Spatial layout data
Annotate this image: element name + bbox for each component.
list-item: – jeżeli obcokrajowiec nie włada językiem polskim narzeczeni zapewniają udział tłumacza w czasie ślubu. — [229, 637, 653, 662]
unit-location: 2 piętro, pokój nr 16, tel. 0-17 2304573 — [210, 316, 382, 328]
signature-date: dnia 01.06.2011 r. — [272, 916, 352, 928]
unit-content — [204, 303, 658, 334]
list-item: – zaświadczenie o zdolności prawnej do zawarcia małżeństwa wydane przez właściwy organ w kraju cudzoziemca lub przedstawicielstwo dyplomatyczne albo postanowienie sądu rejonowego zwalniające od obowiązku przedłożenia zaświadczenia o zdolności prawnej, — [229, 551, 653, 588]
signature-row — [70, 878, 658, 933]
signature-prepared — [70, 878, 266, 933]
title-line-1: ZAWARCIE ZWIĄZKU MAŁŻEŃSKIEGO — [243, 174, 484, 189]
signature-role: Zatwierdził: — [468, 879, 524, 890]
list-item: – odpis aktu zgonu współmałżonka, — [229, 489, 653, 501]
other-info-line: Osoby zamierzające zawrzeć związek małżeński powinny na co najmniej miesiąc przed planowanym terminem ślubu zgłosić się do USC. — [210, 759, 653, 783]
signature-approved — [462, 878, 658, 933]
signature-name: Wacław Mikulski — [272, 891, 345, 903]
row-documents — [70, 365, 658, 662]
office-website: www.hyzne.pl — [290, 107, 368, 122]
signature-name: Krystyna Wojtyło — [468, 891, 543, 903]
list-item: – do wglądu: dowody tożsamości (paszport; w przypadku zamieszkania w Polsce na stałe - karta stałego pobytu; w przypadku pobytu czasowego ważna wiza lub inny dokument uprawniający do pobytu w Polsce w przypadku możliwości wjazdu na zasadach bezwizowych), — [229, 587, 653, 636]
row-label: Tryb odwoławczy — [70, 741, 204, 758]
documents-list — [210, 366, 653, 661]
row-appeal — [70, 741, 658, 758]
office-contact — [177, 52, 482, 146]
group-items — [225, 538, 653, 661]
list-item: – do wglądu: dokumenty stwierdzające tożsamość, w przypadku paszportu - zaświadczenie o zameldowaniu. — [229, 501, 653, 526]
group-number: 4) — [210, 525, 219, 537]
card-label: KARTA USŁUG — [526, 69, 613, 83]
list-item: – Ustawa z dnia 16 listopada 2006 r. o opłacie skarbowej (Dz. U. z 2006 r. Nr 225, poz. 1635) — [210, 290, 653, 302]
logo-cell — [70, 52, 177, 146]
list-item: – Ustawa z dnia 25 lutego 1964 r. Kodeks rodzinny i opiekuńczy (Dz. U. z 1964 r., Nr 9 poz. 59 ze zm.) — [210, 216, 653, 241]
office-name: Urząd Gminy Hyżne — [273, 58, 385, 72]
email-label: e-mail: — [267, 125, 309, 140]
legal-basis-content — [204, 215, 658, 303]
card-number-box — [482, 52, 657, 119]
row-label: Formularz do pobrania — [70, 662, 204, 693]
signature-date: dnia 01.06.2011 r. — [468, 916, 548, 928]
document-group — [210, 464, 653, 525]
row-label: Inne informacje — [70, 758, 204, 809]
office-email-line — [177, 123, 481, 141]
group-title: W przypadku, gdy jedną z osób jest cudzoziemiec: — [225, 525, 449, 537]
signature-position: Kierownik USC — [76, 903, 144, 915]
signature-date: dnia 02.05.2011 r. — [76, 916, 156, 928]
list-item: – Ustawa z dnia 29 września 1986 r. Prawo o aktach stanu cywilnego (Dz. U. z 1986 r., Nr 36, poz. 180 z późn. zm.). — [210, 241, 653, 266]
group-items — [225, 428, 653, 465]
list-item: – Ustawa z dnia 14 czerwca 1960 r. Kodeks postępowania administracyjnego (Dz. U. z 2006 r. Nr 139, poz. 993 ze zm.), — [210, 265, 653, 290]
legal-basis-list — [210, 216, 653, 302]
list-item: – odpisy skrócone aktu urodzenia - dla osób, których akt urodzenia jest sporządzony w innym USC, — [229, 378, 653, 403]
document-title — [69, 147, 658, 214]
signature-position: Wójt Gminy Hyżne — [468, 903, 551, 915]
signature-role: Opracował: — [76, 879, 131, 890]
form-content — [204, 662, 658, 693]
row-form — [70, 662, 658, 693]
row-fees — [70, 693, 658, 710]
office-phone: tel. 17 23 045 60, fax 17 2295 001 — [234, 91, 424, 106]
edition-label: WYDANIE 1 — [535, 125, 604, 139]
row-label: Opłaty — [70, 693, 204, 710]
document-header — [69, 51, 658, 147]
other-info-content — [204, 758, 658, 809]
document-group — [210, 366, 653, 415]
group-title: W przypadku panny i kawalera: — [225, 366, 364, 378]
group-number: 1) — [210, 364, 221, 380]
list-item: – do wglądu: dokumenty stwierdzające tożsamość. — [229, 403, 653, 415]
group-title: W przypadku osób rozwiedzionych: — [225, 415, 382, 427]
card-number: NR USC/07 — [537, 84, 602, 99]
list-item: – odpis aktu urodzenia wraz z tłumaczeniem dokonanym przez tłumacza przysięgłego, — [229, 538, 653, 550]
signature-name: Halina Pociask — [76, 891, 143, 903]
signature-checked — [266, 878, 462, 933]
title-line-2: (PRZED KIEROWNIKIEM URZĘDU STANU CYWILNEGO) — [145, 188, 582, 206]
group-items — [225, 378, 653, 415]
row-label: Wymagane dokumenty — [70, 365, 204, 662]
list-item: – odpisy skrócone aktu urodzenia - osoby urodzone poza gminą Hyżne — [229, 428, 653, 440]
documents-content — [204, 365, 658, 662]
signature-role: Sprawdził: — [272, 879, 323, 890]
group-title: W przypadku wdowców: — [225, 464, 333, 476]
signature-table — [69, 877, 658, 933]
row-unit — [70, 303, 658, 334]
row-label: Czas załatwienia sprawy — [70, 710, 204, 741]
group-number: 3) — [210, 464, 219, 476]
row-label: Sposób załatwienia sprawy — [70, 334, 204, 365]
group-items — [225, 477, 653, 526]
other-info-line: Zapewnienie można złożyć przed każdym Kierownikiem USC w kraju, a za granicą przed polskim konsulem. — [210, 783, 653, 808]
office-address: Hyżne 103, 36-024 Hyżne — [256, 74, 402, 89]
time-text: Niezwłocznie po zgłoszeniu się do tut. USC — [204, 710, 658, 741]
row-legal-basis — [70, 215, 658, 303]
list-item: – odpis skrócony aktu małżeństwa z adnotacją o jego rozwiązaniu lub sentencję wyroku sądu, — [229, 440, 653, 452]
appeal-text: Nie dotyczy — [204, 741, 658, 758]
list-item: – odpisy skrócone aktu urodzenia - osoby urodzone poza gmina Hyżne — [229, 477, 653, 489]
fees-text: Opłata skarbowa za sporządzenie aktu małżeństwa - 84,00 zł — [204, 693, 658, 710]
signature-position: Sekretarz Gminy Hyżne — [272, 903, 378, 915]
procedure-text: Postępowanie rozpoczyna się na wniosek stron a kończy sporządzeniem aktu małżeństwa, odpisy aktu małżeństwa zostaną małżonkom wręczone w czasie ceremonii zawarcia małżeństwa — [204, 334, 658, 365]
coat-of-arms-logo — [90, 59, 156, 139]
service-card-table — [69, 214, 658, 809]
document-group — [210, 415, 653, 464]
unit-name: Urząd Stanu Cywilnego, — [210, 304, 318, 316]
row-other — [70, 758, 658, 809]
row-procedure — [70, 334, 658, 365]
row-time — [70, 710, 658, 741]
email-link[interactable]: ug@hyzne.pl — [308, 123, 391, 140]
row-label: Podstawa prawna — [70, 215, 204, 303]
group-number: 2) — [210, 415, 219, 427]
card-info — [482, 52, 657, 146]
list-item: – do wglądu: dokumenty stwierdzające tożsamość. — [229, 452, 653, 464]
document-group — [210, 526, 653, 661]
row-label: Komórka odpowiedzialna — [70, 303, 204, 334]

* [Objective]: Turn the records, from their first line through the line containing "documents-list — [210, 366, 653, 661]", into a JSON list of strings with one string per line, leaving out any blank lines.

* [Output for this task]:
[
  "Annotate this image: element name + bbox for each component.",
  "list-item: – jeżeli obcokrajowiec nie włada językiem polskim narzeczeni zapewniają udział tłumacza w czasie ślubu. — [229, 637, 653, 662]",
  "unit-location: 2 piętro, pokój nr 16, tel. 0-17 2304573 — [210, 316, 382, 328]",
  "signature-date: dnia 01.06.2011 r. — [272, 916, 352, 928]",
  "unit-content — [204, 303, 658, 334]",
  "list-item: – zaświadczenie o zdolności prawnej do zawarcia małżeństwa wydane przez właściwy organ w kraju cudzoziemca lub przedstawicielstwo dyplomatyczne albo postanowienie sądu rejonowego zwalniające od obowiązku przedłożenia zaświadczenia o zdolności prawnej, — [229, 551, 653, 588]",
  "signature-row — [70, 878, 658, 933]",
  "signature-prepared — [70, 878, 266, 933]",
  "title-line-1: ZAWARCIE ZWIĄZKU MAŁŻEŃSKIEGO — [243, 174, 484, 189]",
  "signature-role: Zatwierdził: — [468, 879, 524, 890]",
  "list-item: – odpis aktu zgonu współmałżonka, — [229, 489, 653, 501]",
  "other-info-line: Osoby zamierzające zawrzeć związek małżeński powinny na co najmniej miesiąc przed planowanym terminem ślubu zgłosić się do USC. — [210, 759, 653, 783]",
  "signature-approved — [462, 878, 658, 933]",
  "signature-name: Wacław Mikulski — [272, 891, 345, 903]",
  "row-documents — [70, 365, 658, 662]",
  "office-website: www.hyzne.pl — [290, 107, 368, 122]",
  "signature-name: Krystyna Wojtyło — [468, 891, 543, 903]",
  "list-item: – do wglądu: dowody tożsamości (paszport; w przypadku zamieszkania w Polsce na stałe - karta stałego pobytu; w przypadku pobytu czasowego ważna wiza lub inny dokument uprawniający do pobytu w Polsce w przypadku możliwości wjazdu na zasadach bezwizowych), — [229, 587, 653, 636]",
  "row-label: Tryb odwoławczy — [70, 741, 204, 758]",
  "documents-list — [210, 366, 653, 661]"
]